-- Assignment --
For the word "plain", count the lines of the records that hold it, and give only that number.

Items from a dataset:
******

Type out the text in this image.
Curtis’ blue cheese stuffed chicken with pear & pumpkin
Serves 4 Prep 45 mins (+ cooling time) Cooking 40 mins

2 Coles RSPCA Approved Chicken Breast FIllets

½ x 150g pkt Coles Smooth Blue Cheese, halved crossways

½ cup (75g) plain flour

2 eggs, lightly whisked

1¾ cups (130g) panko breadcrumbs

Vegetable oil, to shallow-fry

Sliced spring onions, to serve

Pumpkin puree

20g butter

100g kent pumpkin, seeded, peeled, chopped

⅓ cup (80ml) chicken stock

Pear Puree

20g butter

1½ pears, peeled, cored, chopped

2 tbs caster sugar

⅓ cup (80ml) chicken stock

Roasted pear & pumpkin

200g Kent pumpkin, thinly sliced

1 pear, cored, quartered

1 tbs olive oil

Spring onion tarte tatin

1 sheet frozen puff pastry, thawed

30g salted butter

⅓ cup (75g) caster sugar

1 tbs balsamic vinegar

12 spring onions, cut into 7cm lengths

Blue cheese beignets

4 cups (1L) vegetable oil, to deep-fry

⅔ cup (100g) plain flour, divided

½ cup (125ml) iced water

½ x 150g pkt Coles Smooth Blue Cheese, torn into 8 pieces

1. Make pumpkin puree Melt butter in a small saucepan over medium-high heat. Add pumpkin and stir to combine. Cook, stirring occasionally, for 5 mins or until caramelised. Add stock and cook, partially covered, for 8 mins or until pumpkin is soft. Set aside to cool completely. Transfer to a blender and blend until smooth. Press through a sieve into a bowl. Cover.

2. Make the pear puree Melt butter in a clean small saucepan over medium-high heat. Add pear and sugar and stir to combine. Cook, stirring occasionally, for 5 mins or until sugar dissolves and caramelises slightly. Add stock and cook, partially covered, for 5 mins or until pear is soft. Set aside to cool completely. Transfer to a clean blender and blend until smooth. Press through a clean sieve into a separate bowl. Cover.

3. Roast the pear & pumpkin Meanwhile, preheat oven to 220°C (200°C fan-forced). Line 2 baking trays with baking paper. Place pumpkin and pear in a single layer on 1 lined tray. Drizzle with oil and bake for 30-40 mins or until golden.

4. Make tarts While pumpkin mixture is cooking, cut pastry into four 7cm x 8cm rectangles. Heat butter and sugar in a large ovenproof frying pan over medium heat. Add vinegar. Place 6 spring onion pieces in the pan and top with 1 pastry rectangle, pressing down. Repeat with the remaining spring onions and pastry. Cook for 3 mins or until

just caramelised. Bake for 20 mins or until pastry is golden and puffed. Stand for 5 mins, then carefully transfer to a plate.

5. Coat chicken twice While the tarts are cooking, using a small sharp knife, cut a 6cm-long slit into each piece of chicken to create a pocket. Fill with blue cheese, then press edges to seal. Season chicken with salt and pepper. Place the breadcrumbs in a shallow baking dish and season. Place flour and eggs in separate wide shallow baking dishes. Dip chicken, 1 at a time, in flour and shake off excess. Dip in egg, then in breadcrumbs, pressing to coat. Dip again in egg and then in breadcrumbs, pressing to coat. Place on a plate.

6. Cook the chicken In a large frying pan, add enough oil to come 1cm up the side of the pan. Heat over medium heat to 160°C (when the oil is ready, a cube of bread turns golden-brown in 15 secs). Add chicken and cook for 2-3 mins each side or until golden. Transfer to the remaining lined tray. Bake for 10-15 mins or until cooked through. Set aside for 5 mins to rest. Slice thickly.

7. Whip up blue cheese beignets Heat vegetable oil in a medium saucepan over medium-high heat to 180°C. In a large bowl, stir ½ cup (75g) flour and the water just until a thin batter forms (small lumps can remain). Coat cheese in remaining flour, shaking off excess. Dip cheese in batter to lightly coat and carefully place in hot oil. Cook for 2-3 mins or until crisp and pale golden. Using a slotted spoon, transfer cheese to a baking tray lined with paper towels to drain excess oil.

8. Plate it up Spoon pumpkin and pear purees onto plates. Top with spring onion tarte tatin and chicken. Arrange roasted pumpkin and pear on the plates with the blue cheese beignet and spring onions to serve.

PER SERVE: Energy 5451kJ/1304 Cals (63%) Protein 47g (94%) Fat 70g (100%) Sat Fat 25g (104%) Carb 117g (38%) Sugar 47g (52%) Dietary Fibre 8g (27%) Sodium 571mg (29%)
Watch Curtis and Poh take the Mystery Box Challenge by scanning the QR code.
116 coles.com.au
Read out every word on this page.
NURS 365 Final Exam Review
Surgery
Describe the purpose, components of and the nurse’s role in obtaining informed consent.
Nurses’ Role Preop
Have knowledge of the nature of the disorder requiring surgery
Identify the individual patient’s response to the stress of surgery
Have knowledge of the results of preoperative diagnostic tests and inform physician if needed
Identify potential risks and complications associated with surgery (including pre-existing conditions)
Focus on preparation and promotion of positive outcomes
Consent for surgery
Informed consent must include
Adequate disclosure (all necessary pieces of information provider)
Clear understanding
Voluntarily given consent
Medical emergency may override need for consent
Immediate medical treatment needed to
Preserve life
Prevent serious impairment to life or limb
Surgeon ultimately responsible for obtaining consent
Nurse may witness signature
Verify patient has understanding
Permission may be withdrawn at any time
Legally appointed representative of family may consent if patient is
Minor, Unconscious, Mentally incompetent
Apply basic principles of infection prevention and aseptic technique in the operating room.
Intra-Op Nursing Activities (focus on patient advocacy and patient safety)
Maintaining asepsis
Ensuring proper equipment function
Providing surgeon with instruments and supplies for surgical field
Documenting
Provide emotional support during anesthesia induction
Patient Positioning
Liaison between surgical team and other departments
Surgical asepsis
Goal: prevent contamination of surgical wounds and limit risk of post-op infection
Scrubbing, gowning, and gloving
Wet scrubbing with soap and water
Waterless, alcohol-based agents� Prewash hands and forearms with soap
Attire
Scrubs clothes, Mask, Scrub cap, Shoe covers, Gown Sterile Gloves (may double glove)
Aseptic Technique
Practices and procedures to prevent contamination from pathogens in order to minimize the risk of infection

******

-- Answer to the exercise --
2